Find the string "subhead" in the entries and copy each line that has it.

::: SUPPLIED RECORDS :::

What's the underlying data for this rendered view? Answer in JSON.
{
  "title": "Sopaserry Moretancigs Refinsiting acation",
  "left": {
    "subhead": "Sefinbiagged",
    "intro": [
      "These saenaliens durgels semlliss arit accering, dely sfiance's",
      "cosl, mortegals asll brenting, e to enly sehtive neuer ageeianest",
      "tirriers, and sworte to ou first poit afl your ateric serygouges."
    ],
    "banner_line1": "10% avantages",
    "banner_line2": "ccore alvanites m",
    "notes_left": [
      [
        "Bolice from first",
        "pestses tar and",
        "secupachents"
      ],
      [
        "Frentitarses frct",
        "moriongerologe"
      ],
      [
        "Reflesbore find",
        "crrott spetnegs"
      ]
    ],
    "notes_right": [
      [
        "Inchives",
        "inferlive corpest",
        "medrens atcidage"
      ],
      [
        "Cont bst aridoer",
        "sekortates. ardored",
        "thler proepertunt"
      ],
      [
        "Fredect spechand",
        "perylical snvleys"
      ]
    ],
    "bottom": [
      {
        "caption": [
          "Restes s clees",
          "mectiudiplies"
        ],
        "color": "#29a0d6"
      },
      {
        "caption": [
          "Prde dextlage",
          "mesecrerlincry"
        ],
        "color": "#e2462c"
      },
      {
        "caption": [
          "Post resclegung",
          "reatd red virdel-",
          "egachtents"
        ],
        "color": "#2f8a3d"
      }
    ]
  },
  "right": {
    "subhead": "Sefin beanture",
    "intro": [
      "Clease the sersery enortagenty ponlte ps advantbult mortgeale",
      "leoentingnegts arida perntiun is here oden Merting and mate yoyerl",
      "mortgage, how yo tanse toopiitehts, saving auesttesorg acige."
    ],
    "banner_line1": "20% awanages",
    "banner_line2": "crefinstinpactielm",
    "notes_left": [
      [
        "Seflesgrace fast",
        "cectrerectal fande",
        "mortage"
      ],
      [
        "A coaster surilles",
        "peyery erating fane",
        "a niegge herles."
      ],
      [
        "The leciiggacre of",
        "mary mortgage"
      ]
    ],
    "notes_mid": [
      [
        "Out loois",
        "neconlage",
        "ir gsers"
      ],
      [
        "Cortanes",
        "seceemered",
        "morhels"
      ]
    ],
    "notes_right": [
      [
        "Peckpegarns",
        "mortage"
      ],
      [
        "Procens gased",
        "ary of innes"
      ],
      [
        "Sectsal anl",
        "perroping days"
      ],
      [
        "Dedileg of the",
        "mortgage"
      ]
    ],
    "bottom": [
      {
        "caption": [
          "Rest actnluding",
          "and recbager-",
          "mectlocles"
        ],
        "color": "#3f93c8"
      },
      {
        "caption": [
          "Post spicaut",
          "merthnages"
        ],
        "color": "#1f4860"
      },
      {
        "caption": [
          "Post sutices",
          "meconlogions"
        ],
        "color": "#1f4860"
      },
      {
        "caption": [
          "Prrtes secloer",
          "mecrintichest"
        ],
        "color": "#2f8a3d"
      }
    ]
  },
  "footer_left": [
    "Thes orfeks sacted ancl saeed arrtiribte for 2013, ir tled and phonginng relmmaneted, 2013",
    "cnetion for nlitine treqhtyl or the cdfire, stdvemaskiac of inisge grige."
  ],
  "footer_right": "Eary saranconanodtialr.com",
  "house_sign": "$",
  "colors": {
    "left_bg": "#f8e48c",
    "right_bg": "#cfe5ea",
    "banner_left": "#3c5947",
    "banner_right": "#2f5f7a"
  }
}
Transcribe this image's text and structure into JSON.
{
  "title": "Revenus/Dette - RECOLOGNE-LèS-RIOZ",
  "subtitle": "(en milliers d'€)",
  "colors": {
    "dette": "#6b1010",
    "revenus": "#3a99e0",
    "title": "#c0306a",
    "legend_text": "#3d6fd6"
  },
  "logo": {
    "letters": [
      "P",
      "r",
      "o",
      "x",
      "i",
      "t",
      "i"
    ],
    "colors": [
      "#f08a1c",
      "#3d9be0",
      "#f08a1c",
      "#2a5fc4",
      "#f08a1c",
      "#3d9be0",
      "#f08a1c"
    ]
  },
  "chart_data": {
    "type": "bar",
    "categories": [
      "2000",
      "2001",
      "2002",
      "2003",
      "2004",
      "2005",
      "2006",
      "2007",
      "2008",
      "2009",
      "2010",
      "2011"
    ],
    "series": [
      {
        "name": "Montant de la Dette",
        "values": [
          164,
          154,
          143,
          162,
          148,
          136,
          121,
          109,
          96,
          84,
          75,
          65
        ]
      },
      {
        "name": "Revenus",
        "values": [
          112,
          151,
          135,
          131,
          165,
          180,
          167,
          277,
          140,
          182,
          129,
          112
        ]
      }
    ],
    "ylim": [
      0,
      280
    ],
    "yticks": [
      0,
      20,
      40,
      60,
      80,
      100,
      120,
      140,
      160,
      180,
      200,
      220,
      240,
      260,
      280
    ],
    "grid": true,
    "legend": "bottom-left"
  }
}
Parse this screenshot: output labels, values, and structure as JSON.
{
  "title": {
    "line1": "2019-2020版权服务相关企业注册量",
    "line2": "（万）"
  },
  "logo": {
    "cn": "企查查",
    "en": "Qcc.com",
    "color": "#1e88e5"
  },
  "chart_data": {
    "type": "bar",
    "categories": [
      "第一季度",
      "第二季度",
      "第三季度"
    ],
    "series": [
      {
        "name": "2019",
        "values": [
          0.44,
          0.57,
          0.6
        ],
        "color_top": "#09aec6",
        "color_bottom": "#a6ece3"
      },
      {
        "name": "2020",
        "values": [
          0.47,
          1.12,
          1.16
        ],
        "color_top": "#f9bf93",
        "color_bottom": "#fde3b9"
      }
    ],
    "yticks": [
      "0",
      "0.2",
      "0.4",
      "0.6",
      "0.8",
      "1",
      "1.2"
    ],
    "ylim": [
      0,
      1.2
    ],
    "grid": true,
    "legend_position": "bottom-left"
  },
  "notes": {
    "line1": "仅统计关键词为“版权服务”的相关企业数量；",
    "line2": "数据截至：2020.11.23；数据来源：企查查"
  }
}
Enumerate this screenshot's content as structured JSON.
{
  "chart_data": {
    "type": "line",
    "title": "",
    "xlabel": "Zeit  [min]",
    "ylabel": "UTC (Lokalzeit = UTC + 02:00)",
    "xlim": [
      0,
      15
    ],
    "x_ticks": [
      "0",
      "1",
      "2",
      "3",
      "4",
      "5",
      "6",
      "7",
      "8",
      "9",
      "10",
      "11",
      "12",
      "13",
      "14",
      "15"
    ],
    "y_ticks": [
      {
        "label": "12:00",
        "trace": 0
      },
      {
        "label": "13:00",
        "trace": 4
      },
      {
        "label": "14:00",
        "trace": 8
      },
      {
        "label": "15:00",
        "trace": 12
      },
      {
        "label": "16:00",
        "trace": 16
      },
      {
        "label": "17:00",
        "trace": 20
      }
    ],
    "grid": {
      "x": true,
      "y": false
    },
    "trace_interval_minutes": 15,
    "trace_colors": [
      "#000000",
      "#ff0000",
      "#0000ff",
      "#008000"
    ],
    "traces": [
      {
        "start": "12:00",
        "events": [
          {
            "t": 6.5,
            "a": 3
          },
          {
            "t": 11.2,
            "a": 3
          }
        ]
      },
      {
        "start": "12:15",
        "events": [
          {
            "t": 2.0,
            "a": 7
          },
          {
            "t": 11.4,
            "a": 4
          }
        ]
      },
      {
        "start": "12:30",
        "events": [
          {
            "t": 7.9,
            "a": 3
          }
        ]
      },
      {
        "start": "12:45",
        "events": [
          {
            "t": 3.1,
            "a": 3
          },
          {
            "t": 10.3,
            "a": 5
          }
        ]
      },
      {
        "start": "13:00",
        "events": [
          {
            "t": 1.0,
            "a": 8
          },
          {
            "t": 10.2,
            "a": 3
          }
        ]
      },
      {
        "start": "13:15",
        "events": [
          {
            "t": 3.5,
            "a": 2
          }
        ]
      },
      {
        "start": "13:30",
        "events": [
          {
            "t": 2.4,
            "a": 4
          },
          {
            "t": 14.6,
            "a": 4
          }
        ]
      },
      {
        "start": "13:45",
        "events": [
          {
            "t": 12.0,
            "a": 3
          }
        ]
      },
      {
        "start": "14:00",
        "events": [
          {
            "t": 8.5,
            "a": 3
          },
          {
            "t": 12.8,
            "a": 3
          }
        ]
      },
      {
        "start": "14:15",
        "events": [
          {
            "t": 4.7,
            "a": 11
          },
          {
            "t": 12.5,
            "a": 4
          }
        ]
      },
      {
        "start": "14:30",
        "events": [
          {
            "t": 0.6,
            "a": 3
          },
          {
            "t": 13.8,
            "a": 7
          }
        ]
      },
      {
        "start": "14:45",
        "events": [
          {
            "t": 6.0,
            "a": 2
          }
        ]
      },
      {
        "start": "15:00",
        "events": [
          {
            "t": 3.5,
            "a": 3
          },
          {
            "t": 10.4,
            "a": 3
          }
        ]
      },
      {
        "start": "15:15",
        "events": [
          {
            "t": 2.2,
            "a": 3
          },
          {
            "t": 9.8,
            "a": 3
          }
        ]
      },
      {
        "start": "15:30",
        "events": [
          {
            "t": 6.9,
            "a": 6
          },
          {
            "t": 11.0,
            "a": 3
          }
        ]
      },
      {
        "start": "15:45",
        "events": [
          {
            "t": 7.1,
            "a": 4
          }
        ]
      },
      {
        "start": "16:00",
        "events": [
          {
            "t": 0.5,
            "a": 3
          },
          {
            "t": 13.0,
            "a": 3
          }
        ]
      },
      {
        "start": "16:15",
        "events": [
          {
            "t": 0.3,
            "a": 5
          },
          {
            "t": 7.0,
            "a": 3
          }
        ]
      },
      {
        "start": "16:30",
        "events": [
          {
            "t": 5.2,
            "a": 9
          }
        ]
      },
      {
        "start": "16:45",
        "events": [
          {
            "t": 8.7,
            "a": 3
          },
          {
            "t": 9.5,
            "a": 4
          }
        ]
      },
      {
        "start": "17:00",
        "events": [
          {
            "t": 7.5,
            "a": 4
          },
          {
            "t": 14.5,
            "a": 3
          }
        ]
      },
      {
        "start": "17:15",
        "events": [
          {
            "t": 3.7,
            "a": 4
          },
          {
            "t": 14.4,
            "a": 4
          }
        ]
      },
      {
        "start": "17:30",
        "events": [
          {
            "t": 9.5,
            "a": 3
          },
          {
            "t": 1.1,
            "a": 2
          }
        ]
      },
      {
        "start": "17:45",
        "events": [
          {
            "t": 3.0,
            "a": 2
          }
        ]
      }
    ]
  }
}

:::

== COMPLETED TASK ==
    "subhead": "Sefinbiagged",
    "subhead": "Sefin beanture",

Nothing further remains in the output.